Exercise brief:
An exact copy of all the data is required, with pictures left out.

** BEGIN Records for this exercise **

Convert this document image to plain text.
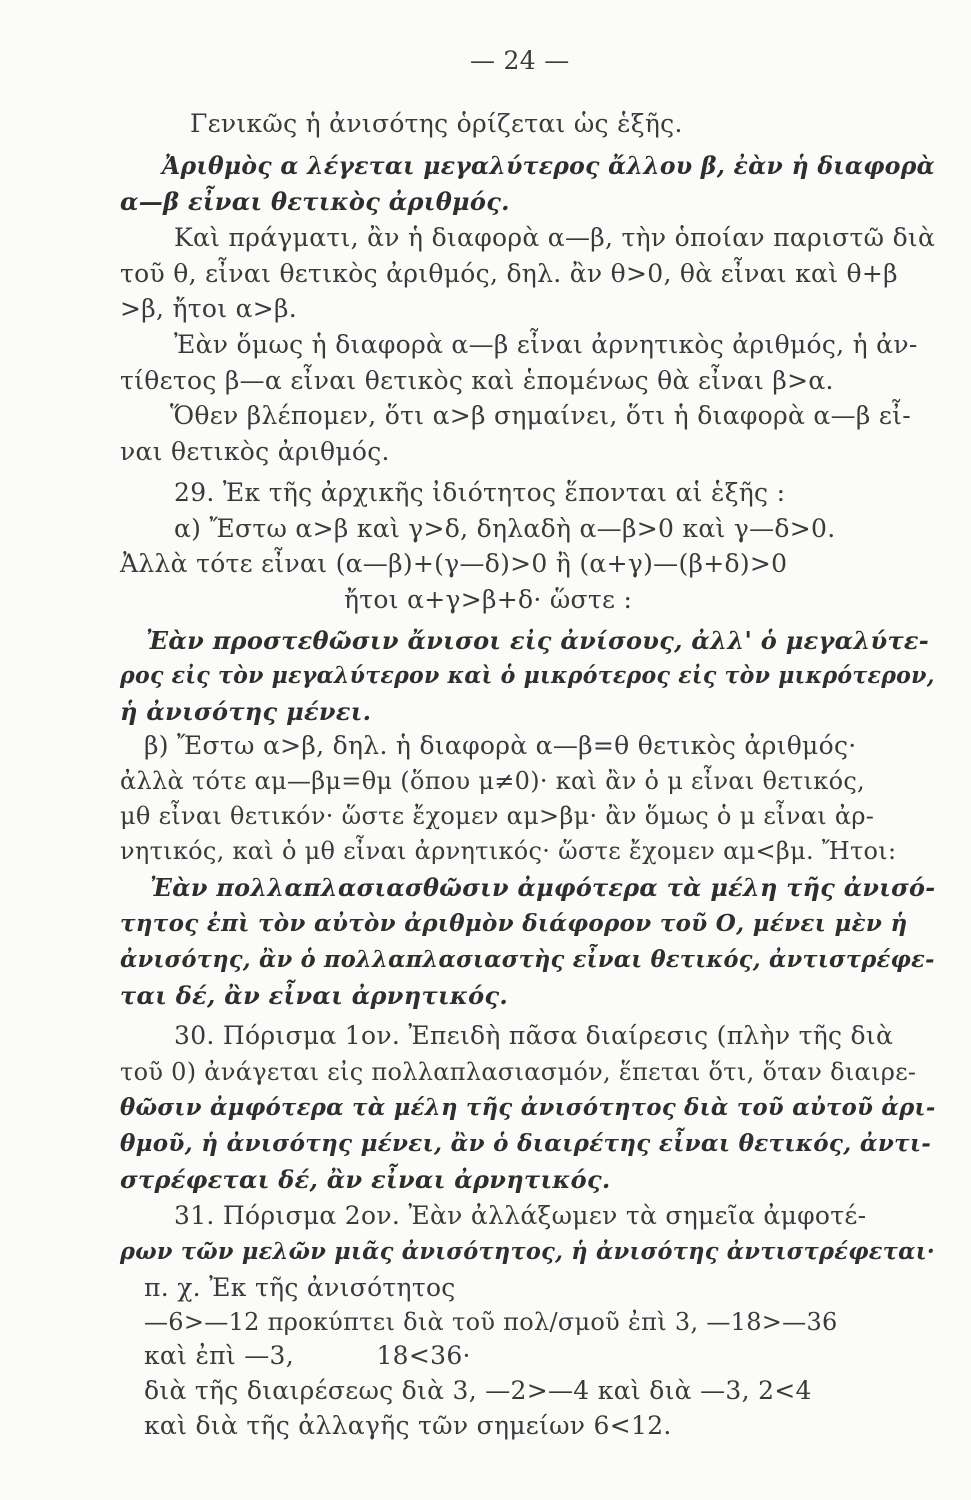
— 24 —
Γενικῶς ἡ ἀνισότης ὁρίζεται ὡς ἑξῆς.
Ἀριθμὸς α λέγεται μεγαλύτερος ἄλλου β, ἐὰν ἡ διαφορὰ
α—β εἶναι θετικὸς ἀριθμός.
Καὶ πράγματι, ἂν ἡ διαφορὰ α—β, τὴν ὁποίαν παριστῶ διὰ
τοῦ θ, εἶναι θετικὸς ἀριθμός, δηλ. ἂν θ>0, θὰ εἶναι καὶ θ+β
>β, ἤτοι α>β.
Ἐὰν ὅμως ἡ διαφορὰ α—β εἶναι ἀρνητικὸς ἀριθμός, ἡ ἀν-
τίθετος β—α εἶναι θετικὸς καὶ ἑπομένως θὰ εἶναι β>α.
Ὅθεν βλέπομεν, ὅτι α>β σημαίνει, ὅτι ἡ διαφορὰ α—β εἶ-
ναι θετικὸς ἀριθμός.
29. Ἐκ τῆς ἀρχικῆς ἰδιότητος ἕπονται αἱ ἑξῆς :
α) Ἔστω α>β καὶ γ>δ, δηλαδὴ α—β>0 καὶ γ—δ>0.
Ἀλλὰ τότε εἶναι (α—β)+(γ—δ)>0 ἢ (α+γ)—(β+δ)>0
ἤτοι α+γ>β+δ· ὥστε :
Ἐὰν προστεθῶσιν ἄνισοι εἰς ἀνίσους, ἀλλ' ὁ μεγαλύτε-
ρος εἰς τὸν μεγαλύτερον καὶ ὁ μικρότερος εἰς τὸν μικρότερον,
ἡ ἀνισότης μένει.
β) Ἔστω α>β, δηλ. ἡ διαφορὰ α—β=θ θετικὸς ἀριθμός·
ἀλλὰ τότε αμ—βμ=θμ (ὅπου μ≠0)· καὶ ἂν ὁ μ εἶναι θετικός,
μθ εἶναι θετικόν· ὥστε ἔχομεν αμ>βμ· ἂν ὅμως ὁ μ εἶναι ἀρ-
νητικός, καὶ ὁ μθ εἶναι ἀρνητικός· ὥστε ἔχομεν αμ<βμ. Ἤτοι:
Ἐὰν πολλαπλασιασθῶσιν ἀμφότερα τὰ μέλη τῆς ἀνισό-
τητος ἐπὶ τὸν αὐτὸν ἀριθμὸν διάφορον τοῦ Ο, μένει μὲν ἡ
ἀνισότης, ἂν ὁ πολλαπλασιαστὴς εἶναι θετικός, ἀντιστρέφε-
ται δέ, ἂν εἶναι ἀρνητικός.
30. Πόρισμα 1ον. Ἐπειδὴ πᾶσα διαίρεσις (πλὴν τῆς διὰ
τοῦ 0) ἀνάγεται εἰς πολλαπλασιασμόν, ἕπεται ὅτι, ὅταν διαιρε-
θῶσιν ἀμφότερα τὰ μέλη τῆς ἀνισότητος διὰ τοῦ αὐτοῦ ἀρι-
θμοῦ, ἡ ἀνισότης μένει, ἂν ὁ διαιρέτης εἶναι θετικός, ἀντι-
στρέφεται δέ, ἂν εἶναι ἀρνητικός.
31. Πόρισμα 2ον. Ἐὰν ἀλλάξωμεν τὰ σημεῖα ἀμφοτέ-
ρων τῶν μελῶν μιᾶς ἀνισότητος, ἡ ἀνισότης ἀντιστρέφεται·
π. χ. Ἐκ τῆς ἀνισότητος
—6>—12 προκύπτει διὰ τοῦ πολ/σμοῦ ἐπὶ 3, —18>—36
καὶ ἐπὶ —3,          18<36·
διὰ τῆς διαιρέσεως διὰ 3, —2>—4 καὶ διὰ —3, 2<4
καὶ διὰ τῆς ἀλλαγῆς τῶν σημείων 6<12.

** END Records for this exercise **

Exercise solution:
Convert this document image to plain text.
— 24 —
Γενικῶς ἡ ἀνισότης ὁρίζεται ὡς ἑξῆς.
Ἀριθμὸς α λέγεται μεγαλύτερος ἄλλου β, ἐὰν ἡ διαφορὰ
α—β εἶναι θετικὸς ἀριθμός.
Καὶ πράγματι, ἂν ἡ διαφορὰ α—β, τὴν ὁποίαν παριστῶ διὰ
τοῦ θ, εἶναι θετικὸς ἀριθμός, δηλ. ἂν θ>0, θὰ εἶναι καὶ θ+β
>β, ἤτοι α>β.
Ἐὰν ὅμως ἡ διαφορὰ α—β εἶναι ἀρνητικὸς ἀριθμός, ἡ ἀν-
τίθετος β—α εἶναι θετικὸς καὶ ἑπομένως θὰ εἶναι β>α.
Ὅθεν βλέπομεν, ὅτι α>β σημαίνει, ὅτι ἡ διαφορὰ α—β εἶ-
ναι θετικὸς ἀριθμός.
29. Ἐκ τῆς ἀρχικῆς ἰδιότητος ἕπονται αἱ ἑξῆς :
α) Ἔστω α>β καὶ γ>δ, δηλαδὴ α—β>0 καὶ γ—δ>0.
Ἀλλὰ τότε εἶναι (α—β)+(γ—δ)>0 ἢ (α+γ)—(β+δ)>0
ἤτοι α+γ>β+δ· ὥστε :
Ἐὰν προστεθῶσιν ἄνισοι εἰς ἀνίσους, ἀλλ' ὁ μεγαλύτε-
ρος εἰς τὸν μεγαλύτερον καὶ ὁ μικρότερος εἰς τὸν μικρότερον,
ἡ ἀνισότης μένει.
β) Ἔστω α>β, δηλ. ἡ διαφορὰ α—β=θ θετικὸς ἀριθμός·
ἀλλὰ τότε αμ—βμ=θμ (ὅπου μ≠0)· καὶ ἂν ὁ μ εἶναι θετικός,
μθ εἶναι θετικόν· ὥστε ἔχομεν αμ>βμ· ἂν ὅμως ὁ μ εἶναι ἀρ-
νητικός, καὶ ὁ μθ εἶναι ἀρνητικός· ὥστε ἔχομεν αμ<βμ. Ἤτοι:
Ἐὰν πολλαπλασιασθῶσιν ἀμφότερα τὰ μέλη τῆς ἀνισό-
τητος ἐπὶ τὸν αὐτὸν ἀριθμὸν διάφορον τοῦ Ο, μένει μὲν ἡ
ἀνισότης, ἂν ὁ πολλαπλασιαστὴς εἶναι θετικός, ἀντιστρέφε-
ται δέ, ἂν εἶναι ἀρνητικός.
30. Πόρισμα 1ον. Ἐπειδὴ πᾶσα διαίρεσις (πλὴν τῆς διὰ
τοῦ 0) ἀνάγεται εἰς πολλαπλασιασμόν, ἕπεται ὅτι, ὅταν διαιρε-
θῶσιν ἀμφότερα τὰ μέλη τῆς ἀνισότητος διὰ τοῦ αὐτοῦ ἀρι-
θμοῦ, ἡ ἀνισότης μένει, ἂν ὁ διαιρέτης εἶναι θετικός, ἀντι-
στρέφεται δέ, ἂν εἶναι ἀρνητικός.
31. Πόρισμα 2ον. Ἐὰν ἀλλάξωμεν τὰ σημεῖα ἀμφοτέ-
ρων τῶν μελῶν μιᾶς ἀνισότητος, ἡ ἀνισότης ἀντιστρέφεται·
π. χ. Ἐκ τῆς ἀνισότητος
—6>—12 προκύπτει διὰ τοῦ πολ/σμοῦ ἐπὶ 3, —18>—36
καὶ ἐπὶ —3,          18<36·
διὰ τῆς διαιρέσεως διὰ 3, —2>—4 καὶ διὰ —3, 2<4
καὶ διὰ τῆς ἀλλαγῆς τῶν σημείων 6<12.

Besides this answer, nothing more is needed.